# Start of Listed records

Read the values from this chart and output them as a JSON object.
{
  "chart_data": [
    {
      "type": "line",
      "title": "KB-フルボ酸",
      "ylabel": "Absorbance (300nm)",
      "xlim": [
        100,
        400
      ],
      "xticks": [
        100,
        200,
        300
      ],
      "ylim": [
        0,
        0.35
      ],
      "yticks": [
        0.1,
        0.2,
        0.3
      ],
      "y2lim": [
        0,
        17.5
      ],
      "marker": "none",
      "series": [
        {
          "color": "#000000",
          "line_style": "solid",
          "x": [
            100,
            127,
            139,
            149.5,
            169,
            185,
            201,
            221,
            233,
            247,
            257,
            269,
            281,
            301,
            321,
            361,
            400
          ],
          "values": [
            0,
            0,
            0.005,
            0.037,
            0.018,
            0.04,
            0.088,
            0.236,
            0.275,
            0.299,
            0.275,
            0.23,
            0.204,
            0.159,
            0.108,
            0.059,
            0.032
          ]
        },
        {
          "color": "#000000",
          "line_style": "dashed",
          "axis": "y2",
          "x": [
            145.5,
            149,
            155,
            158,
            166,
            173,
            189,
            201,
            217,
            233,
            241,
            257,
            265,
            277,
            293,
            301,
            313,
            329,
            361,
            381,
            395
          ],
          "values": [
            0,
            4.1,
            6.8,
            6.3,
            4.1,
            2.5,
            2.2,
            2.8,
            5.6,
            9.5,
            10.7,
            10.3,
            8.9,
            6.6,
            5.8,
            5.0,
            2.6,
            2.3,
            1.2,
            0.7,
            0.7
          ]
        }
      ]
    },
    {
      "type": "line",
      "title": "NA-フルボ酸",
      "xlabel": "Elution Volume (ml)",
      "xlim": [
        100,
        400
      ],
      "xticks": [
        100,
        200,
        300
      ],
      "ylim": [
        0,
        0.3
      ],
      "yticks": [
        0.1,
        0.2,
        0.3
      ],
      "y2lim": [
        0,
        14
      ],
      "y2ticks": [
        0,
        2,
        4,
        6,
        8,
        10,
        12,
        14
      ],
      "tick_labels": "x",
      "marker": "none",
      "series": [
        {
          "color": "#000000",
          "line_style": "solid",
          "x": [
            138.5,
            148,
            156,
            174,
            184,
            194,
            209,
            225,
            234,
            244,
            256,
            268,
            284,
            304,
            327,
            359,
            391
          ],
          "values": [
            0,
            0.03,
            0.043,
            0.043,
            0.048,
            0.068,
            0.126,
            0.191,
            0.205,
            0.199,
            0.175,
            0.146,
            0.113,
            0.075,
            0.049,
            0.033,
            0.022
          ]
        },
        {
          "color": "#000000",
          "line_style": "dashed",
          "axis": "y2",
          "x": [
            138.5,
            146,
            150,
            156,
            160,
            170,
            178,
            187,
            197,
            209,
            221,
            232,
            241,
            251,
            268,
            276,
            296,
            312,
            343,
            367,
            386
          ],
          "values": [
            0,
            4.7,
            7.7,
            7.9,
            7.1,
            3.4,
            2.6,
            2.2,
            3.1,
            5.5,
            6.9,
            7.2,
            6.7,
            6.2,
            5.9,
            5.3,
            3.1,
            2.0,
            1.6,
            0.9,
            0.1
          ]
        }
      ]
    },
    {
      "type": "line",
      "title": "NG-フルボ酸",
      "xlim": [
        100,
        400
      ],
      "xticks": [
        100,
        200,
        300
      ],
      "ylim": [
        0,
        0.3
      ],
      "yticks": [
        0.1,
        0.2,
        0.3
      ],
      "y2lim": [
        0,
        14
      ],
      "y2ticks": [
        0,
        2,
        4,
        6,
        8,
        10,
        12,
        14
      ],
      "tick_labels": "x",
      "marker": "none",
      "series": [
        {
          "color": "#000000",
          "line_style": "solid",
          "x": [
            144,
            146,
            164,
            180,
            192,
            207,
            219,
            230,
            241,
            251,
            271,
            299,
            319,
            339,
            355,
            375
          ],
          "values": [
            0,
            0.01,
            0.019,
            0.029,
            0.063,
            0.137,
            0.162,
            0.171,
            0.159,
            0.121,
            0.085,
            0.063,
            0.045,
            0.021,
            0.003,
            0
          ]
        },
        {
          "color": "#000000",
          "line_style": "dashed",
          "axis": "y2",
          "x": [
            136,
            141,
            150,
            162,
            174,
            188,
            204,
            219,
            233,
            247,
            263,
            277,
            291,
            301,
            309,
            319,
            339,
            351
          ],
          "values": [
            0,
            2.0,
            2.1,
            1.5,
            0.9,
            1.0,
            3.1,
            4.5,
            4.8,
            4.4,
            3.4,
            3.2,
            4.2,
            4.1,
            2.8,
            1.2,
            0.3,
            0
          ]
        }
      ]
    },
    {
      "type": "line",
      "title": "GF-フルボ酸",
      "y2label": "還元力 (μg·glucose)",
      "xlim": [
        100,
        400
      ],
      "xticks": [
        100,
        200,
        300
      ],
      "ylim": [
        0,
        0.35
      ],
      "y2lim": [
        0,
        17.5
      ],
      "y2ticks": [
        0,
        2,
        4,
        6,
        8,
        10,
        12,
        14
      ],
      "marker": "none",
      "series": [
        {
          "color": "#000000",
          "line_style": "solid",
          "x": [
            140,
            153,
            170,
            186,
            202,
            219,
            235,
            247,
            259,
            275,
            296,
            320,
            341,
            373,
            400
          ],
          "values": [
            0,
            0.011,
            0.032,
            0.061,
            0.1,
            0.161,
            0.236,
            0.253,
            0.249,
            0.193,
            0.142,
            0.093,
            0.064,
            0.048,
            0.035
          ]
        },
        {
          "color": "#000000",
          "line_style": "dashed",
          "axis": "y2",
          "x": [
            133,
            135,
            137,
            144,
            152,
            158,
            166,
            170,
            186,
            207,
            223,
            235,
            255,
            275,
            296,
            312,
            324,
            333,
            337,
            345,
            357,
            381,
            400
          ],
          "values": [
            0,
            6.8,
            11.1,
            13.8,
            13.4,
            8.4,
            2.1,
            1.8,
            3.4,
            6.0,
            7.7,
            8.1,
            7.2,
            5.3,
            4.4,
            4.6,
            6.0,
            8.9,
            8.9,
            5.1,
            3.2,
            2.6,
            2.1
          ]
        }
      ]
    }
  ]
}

# End of Listed records

» **Task requirements**: Write out all the lines again, exactly as they are.

» **Written reply**:
Read the values from this chart and output them as a JSON object.
{
  "chart_data": [
    {
      "type": "line",
      "title": "KB-フルボ酸",
      "ylabel": "Absorbance (300nm)",
      "xlim": [
        100,
        400
      ],
      "xticks": [
        100,
        200,
        300
      ],
      "ylim": [
        0,
        0.35
      ],
      "yticks": [
        0.1,
        0.2,
        0.3
      ],
      "y2lim": [
        0,
        17.5
      ],
      "marker": "none",
      "series": [
        {
          "color": "#000000",
          "line_style": "solid",
          "x": [
            100,
            127,
            139,
            149.5,
            169,
            185,
            201,
            221,
            233,
            247,
            257,
            269,
            281,
            301,
            321,
            361,
            400
          ],
          "values": [
            0,
            0,
            0.005,
            0.037,
            0.018,
            0.04,
            0.088,
            0.236,
            0.275,
            0.299,
            0.275,
            0.23,
            0.204,
            0.159,
            0.108,
            0.059,
            0.032
          ]
        },
        {
          "color": "#000000",
          "line_style": "dashed",
          "axis": "y2",
          "x": [
            145.5,
            149,
            155,
            158,
            166,
            173,
            189,
            201,
            217,
            233,
            241,
            257,
            265,
            277,
            293,
            301,
            313,
            329,
            361,
            381,
            395
          ],
          "values": [
            0,
            4.1,
            6.8,
            6.3,
            4.1,
            2.5,
            2.2,
            2.8,
            5.6,
            9.5,
            10.7,
            10.3,
            8.9,
            6.6,
            5.8,
            5.0,
            2.6,
            2.3,
            1.2,
            0.7,
            0.7
          ]
        }
      ]
    },
    {
      "type": "line",
      "title": "NA-フルボ酸",
      "xlabel": "Elution Volume (ml)",
      "xlim": [
        100,
        400
      ],
      "xticks": [
        100,
        200,
        300
      ],
      "ylim": [
        0,
        0.3
      ],
      "yticks": [
        0.1,
        0.2,
        0.3
      ],
      "y2lim": [
        0,
        14
      ],
      "y2ticks": [
        0,
        2,
        4,
        6,
        8,
        10,
        12,
        14
      ],
      "tick_labels": "x",
      "marker": "none",
      "series": [
        {
          "color": "#000000",
          "line_style": "solid",
          "x": [
            138.5,
            148,
            156,
            174,
            184,
            194,
            209,
            225,
            234,
            244,
            256,
            268,
            284,
            304,
            327,
            359,
            391
          ],
          "values": [
            0,
            0.03,
            0.043,
            0.043,
            0.048,
            0.068,
            0.126,
            0.191,
            0.205,
            0.199,
            0.175,
            0.146,
            0.113,
            0.075,
            0.049,
            0.033,
            0.022
          ]
        },
        {
          "color": "#000000",
          "line_style": "dashed",
          "axis": "y2",
          "x": [
            138.5,
            146,
            150,
            156,
            160,
            170,
            178,
            187,
            197,
            209,
            221,
            232,
            241,
            251,
            268,
            276,
            296,
            312,
            343,
            367,
            386
          ],
          "values": [
            0,
            4.7,
            7.7,
            7.9,
            7.1,
            3.4,
            2.6,
            2.2,
            3.1,
            5.5,
            6.9,
            7.2,
            6.7,
            6.2,
            5.9,
            5.3,
            3.1,
            2.0,
            1.6,
            0.9,
            0.1
          ]
        }
      ]
    },
    {
      "type": "line",
      "title": "NG-フルボ酸",
      "xlim": [
        100,
        400
      ],
      "xticks": [
        100,
        200,
        300
      ],
      "ylim": [
        0,
        0.3
      ],
      "yticks": [
        0.1,
        0.2,
        0.3
      ],
      "y2lim": [
        0,
        14
      ],
      "y2ticks": [
        0,
        2,
        4,
        6,
        8,
        10,
        12,
        14
      ],
      "tick_labels": "x",
      "marker": "none",
      "series": [
        {
          "color": "#000000",
          "line_style": "solid",
          "x": [
            144,
            146,
            164,
            180,
            192,
            207,
            219,
            230,
            241,
            251,
            271,
            299,
            319,
            339,
            355,
            375
          ],
          "values": [
            0,
            0.01,
            0.019,
            0.029,
            0.063,
            0.137,
            0.162,
            0.171,
            0.159,
            0.121,
            0.085,
            0.063,
            0.045,
            0.021,
            0.003,
            0
          ]
        },
        {
          "color": "#000000",
          "line_style": "dashed",
          "axis": "y2",
          "x": [
            136,
            141,
            150,
            162,
            174,
            188,
            204,
            219,
            233,
            247,
            263,
            277,
            291,
            301,
            309,
            319,
            339,
            351
          ],
          "values": [
            0,
            2.0,
            2.1,
            1.5,
            0.9,
            1.0,
            3.1,
            4.5,
            4.8,
            4.4,
            3.4,
            3.2,
            4.2,
            4.1,
            2.8,
            1.2,
            0.3,
            0
          ]
        }
      ]
    },
    {
      "type": "line",
      "title": "GF-フルボ酸",
      "y2label": "還元力 (μg·glucose)",
      "xlim": [
        100,
        400
      ],
      "xticks": [
        100,
        200,
        300
      ],
      "ylim": [
        0,
        0.35
      ],
      "y2lim": [
        0,
        17.5
      ],
      "y2ticks": [
        0,
        2,
        4,
        6,
        8,
        10,
        12,
        14
      ],
      "marker": "none",
      "series": [
        {
          "color": "#000000",
          "line_style": "solid",
          "x": [
            140,
            153,
            170,
            186,
            202,
            219,
            235,
            247,
            259,
            275,
            296,
            320,
            341,
            373,
            400
          ],
          "values": [
            0,
            0.011,
            0.032,
            0.061,
            0.1,
            0.161,
            0.236,
            0.253,
            0.249,
            0.193,
            0.142,
            0.093,
            0.064,
            0.048,
            0.035
          ]
        },
        {
          "color": "#000000",
          "line_style": "dashed",
          "axis": "y2",
          "x": [
            133,
            135,
            137,
            144,
            152,
            158,
            166,
            170,
            186,
            207,
            223,
            235,
            255,
            275,
            296,
            312,
            324,
            333,
            337,
            345,
            357,
            381,
            400
          ],
          "values": [
            0,
            6.8,
            11.1,
            13.8,
            13.4,
            8.4,
            2.1,
            1.8,
            3.4,
            6.0,
            7.7,
            8.1,
            7.2,
            5.3,
            4.4,
            4.6,
            6.0,
            8.9,
            8.9,
            5.1,
            3.2,
            2.6,
            2.1
          ]
        }
      ]
    }
  ]
}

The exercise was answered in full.